## TASK TO COMPLETE
Write out every entry precisely as given, leaving the pictures out.

## GIVEN INFORMATION
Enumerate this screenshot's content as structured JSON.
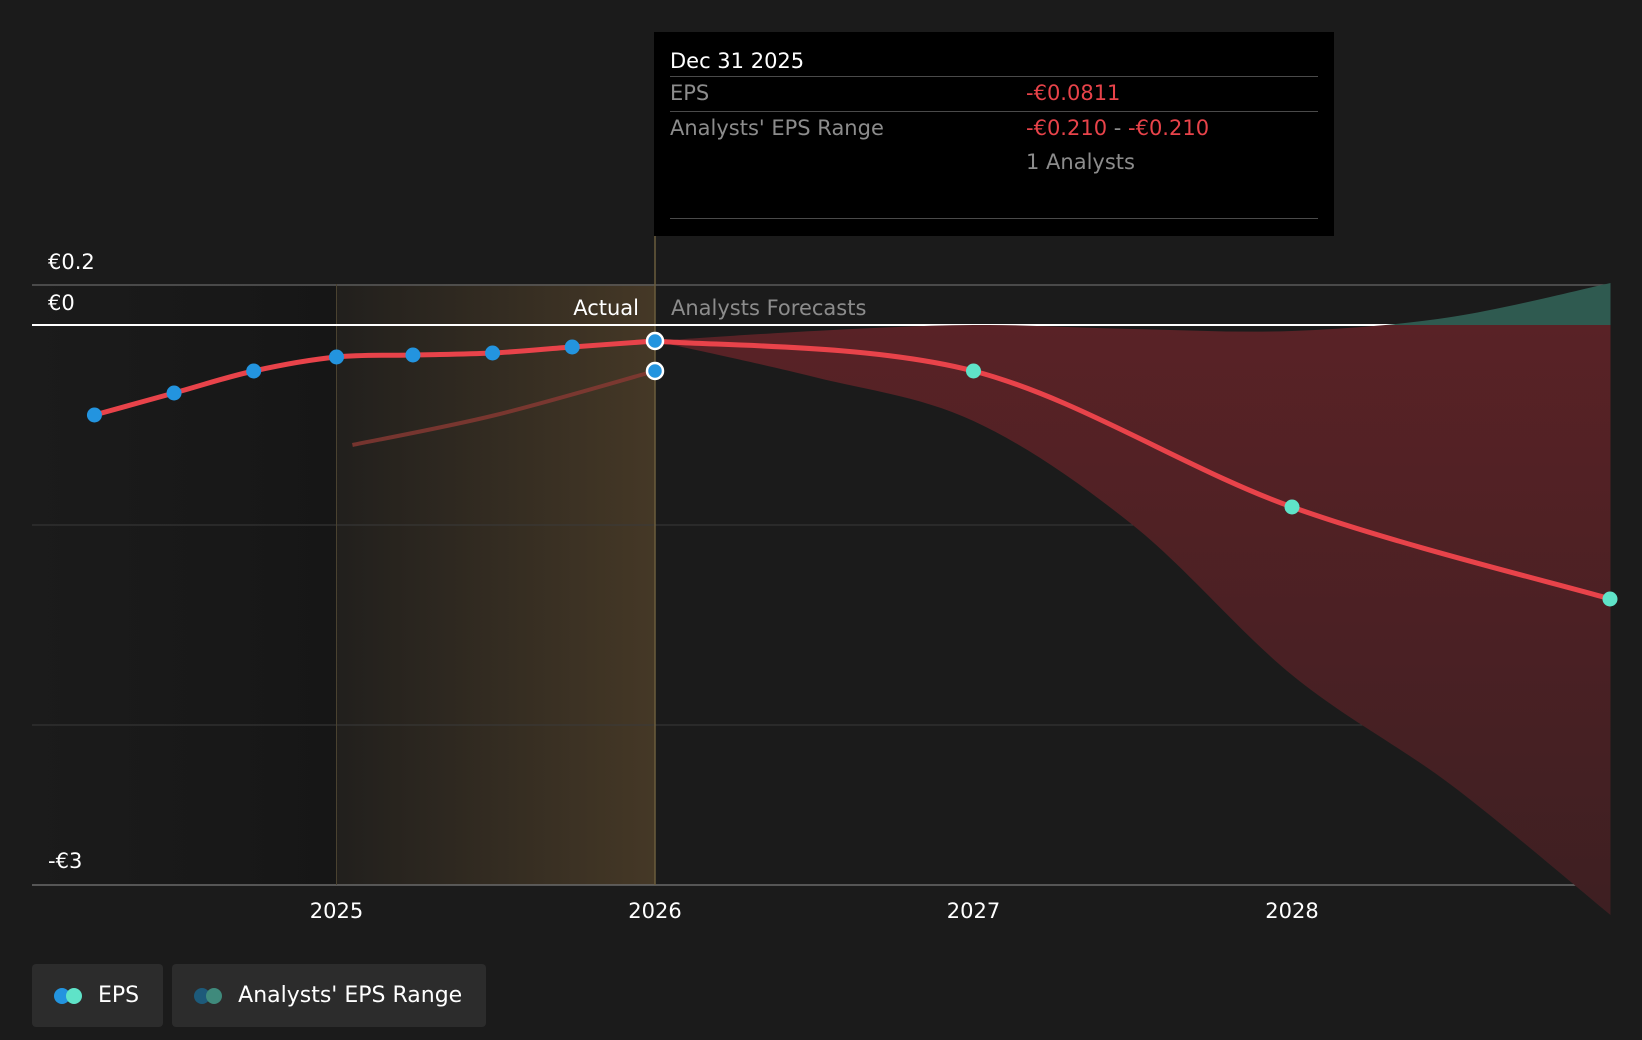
{
  "chart_data": {
    "type": "line",
    "y_tick_labels": [
      "€0.2",
      "€0",
      "-€3"
    ],
    "x_tick_labels": [
      "2025",
      "2026",
      "2027",
      "2028"
    ],
    "region_labels": {
      "actual": "Actual",
      "forecast": "Analysts Forecasts"
    },
    "ylim": [
      -3,
      0.2
    ],
    "grid": true,
    "series": [
      {
        "name": "EPS",
        "kind": "actual",
        "x": [
          2024.24,
          2024.49,
          2024.74,
          2025.0,
          2025.24,
          2025.49,
          2025.74,
          2026.0
        ],
        "values": [
          -0.45,
          -0.34,
          -0.23,
          -0.16,
          -0.15,
          -0.14,
          -0.11,
          -0.08
        ]
      },
      {
        "name": "EPS",
        "kind": "forecast",
        "x": [
          2026.0,
          2027.0,
          2028.0,
          2029.0
        ],
        "values": [
          -0.08,
          -0.23,
          -0.91,
          -1.37
        ]
      },
      {
        "name": "Analysts' EPS Range",
        "kind": "range",
        "x": [
          2026.0,
          2026.5,
          2027.0,
          2027.5,
          2028.0,
          2028.5,
          2029.0
        ],
        "low": [
          -0.08,
          -0.26,
          -0.48,
          -1.0,
          -1.75,
          -2.3,
          -2.95
        ],
        "high": [
          -0.08,
          -0.03,
          0.0,
          -0.02,
          -0.03,
          0.04,
          0.21
        ]
      },
      {
        "name": "Analysts' EPS Range",
        "kind": "past-estimates",
        "x": [
          2025.05,
          2025.5,
          2026.0
        ],
        "values": [
          -0.6,
          -0.45,
          -0.23
        ]
      }
    ],
    "highlight": {
      "x": 2026.0,
      "eps": -0.08,
      "estimate": -0.23
    }
  },
  "tooltip": {
    "date": "Dec 31 2025",
    "eps_label": "EPS",
    "eps_value": "-€0.0811",
    "range_label": "Analysts' EPS Range",
    "range_low": "-€0.210",
    "range_sep": " - ",
    "range_high": "-€0.210",
    "analysts": "1 Analysts"
  },
  "legend": [
    {
      "label": "EPS",
      "colors": [
        "#2394df",
        "#5fe3c8"
      ]
    },
    {
      "label": "Analysts' EPS Range",
      "colors": [
        "#1d5a7a",
        "#3f8a7c"
      ]
    }
  ],
  "colors": {
    "background": "#1b1b1b",
    "eps_line": "#e8434a",
    "actual_dot": "#2394df",
    "forecast_dot": "#5fe3c8",
    "range_negative": "#5b2226",
    "range_positive": "#2f5a50",
    "actual_band": "#453826"
  }
}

## RESPONSE
Enumerate this screenshot's content as structured JSON.
{
  "chart_data": {
    "type": "line",
    "y_tick_labels": [
      "€0.2",
      "€0",
      "-€3"
    ],
    "x_tick_labels": [
      "2025",
      "2026",
      "2027",
      "2028"
    ],
    "region_labels": {
      "actual": "Actual",
      "forecast": "Analysts Forecasts"
    },
    "ylim": [
      -3,
      0.2
    ],
    "grid": true,
    "series": [
      {
        "name": "EPS",
        "kind": "actual",
        "x": [
          2024.24,
          2024.49,
          2024.74,
          2025.0,
          2025.24,
          2025.49,
          2025.74,
          2026.0
        ],
        "values": [
          -0.45,
          -0.34,
          -0.23,
          -0.16,
          -0.15,
          -0.14,
          -0.11,
          -0.08
        ]
      },
      {
        "name": "EPS",
        "kind": "forecast",
        "x": [
          2026.0,
          2027.0,
          2028.0,
          2029.0
        ],
        "values": [
          -0.08,
          -0.23,
          -0.91,
          -1.37
        ]
      },
      {
        "name": "Analysts' EPS Range",
        "kind": "range",
        "x": [
          2026.0,
          2026.5,
          2027.0,
          2027.5,
          2028.0,
          2028.5,
          2029.0
        ],
        "low": [
          -0.08,
          -0.26,
          -0.48,
          -1.0,
          -1.75,
          -2.3,
          -2.95
        ],
        "high": [
          -0.08,
          -0.03,
          0.0,
          -0.02,
          -0.03,
          0.04,
          0.21
        ]
      },
      {
        "name": "Analysts' EPS Range",
        "kind": "past-estimates",
        "x": [
          2025.05,
          2025.5,
          2026.0
        ],
        "values": [
          -0.6,
          -0.45,
          -0.23
        ]
      }
    ],
    "highlight": {
      "x": 2026.0,
      "eps": -0.08,
      "estimate": -0.23
    }
  },
  "tooltip": {
    "date": "Dec 31 2025",
    "eps_label": "EPS",
    "eps_value": "-€0.0811",
    "range_label": "Analysts' EPS Range",
    "range_low": "-€0.210",
    "range_sep": " - ",
    "range_high": "-€0.210",
    "analysts": "1 Analysts"
  },
  "legend": [
    {
      "label": "EPS",
      "colors": [
        "#2394df",
        "#5fe3c8"
      ]
    },
    {
      "label": "Analysts' EPS Range",
      "colors": [
        "#1d5a7a",
        "#3f8a7c"
      ]
    }
  ],
  "colors": {
    "background": "#1b1b1b",
    "eps_line": "#e8434a",
    "actual_dot": "#2394df",
    "forecast_dot": "#5fe3c8",
    "range_negative": "#5b2226",
    "range_positive": "#2f5a50",
    "actual_band": "#453826"
  }
}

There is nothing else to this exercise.